───── DATA SHOWN

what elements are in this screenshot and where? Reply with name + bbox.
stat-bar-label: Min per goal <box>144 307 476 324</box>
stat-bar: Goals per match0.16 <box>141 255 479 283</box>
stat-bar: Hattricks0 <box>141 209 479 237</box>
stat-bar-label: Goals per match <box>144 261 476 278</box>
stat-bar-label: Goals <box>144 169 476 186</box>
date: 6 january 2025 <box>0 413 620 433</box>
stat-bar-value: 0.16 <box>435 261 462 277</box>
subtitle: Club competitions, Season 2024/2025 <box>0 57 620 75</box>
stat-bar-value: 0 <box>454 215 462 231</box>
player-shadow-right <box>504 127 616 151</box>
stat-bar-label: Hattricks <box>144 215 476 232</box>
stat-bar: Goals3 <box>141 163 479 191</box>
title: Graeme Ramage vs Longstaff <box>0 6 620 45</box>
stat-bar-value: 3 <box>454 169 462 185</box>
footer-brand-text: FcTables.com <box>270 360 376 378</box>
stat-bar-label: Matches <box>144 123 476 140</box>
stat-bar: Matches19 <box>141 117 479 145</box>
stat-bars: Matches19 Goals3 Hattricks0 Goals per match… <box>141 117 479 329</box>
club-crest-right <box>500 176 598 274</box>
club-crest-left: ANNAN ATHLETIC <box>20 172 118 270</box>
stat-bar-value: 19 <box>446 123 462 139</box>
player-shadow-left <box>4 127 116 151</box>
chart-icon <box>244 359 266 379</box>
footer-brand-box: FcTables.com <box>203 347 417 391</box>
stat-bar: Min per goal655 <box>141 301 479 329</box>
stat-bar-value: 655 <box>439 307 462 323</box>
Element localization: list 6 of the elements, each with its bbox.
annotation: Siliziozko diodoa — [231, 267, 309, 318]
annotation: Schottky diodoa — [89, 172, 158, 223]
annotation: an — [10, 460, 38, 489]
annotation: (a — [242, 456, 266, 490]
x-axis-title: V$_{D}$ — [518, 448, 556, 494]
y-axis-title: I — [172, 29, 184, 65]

──────────

GOAL:
Please render every line of the material above as a JSON list of strings, one string per line, leaving out any blank lines.

RESULT FOR THIS TASK:
[
  "what elements are in this screenshot and where? Reply with name + bbox.",
  "stat-bar-label: Min per goal <box>144 307 476 324</box>",
  "stat-bar: Goals per match0.16 <box>141 255 479 283</box>",
  "stat-bar: Hattricks0 <box>141 209 479 237</box>",
  "stat-bar-label: Goals per match <box>144 261 476 278</box>",
  "stat-bar-label: Goals <box>144 169 476 186</box>",
  "date: 6 january 2025 <box>0 413 620 433</box>",
  "stat-bar-value: 0.16 <box>435 261 462 277</box>",
  "subtitle: Club competitions, Season 2024/2025 <box>0 57 620 75</box>",
  "stat-bar-value: 0 <box>454 215 462 231</box>",
  "player-shadow-right <box>504 127 616 151</box>",
  "stat-bar-label: Hattricks <box>144 215 476 232</box>",
  "stat-bar: Goals3 <box>141 163 479 191</box>",
  "title: Graeme Ramage vs Longstaff <box>0 6 620 45</box>",
  "stat-bar-value: 3 <box>454 169 462 185</box>",
  "footer-brand-text: FcTables.com <box>270 360 376 378</box>",
  "stat-bar-label: Matches <box>144 123 476 140</box>",
  "stat-bar: Matches19 <box>141 117 479 145</box>",
  "stat-bars: Matches19 Goals3 Hattricks0 Goals per match… <box>141 117 479 329</box>",
  "club-crest-right <box>500 176 598 274</box>",
  "club-crest-left: ANNAN ATHLETIC <box>20 172 118 270</box>",
  "stat-bar-value: 19 <box>446 123 462 139</box>",
  "player-shadow-left <box>4 127 116 151</box>",
  "chart-icon <box>244 359 266 379</box>",
  "footer-brand-box: FcTables.com <box>203 347 417 391</box>",
  "stat-bar: Min per goal655 <box>141 301 479 329</box>",
  "stat-bar-value: 655 <box>439 307 462 323</box>",
  "Element localization: list 6 of the elements, each with its bbox.",
  "annotation: Siliziozko diodoa — [231, 267, 309, 318]",
  "annotation: Schottky diodoa — [89, 172, 158, 223]",
  "annotation: an — [10, 460, 38, 489]",
  "annotation: (a — [242, 456, 266, 490]",
  "x-axis-title: V$_{D}$ — [518, 448, 556, 494]",
  "y-axis-title: I — [172, 29, 184, 65]"
]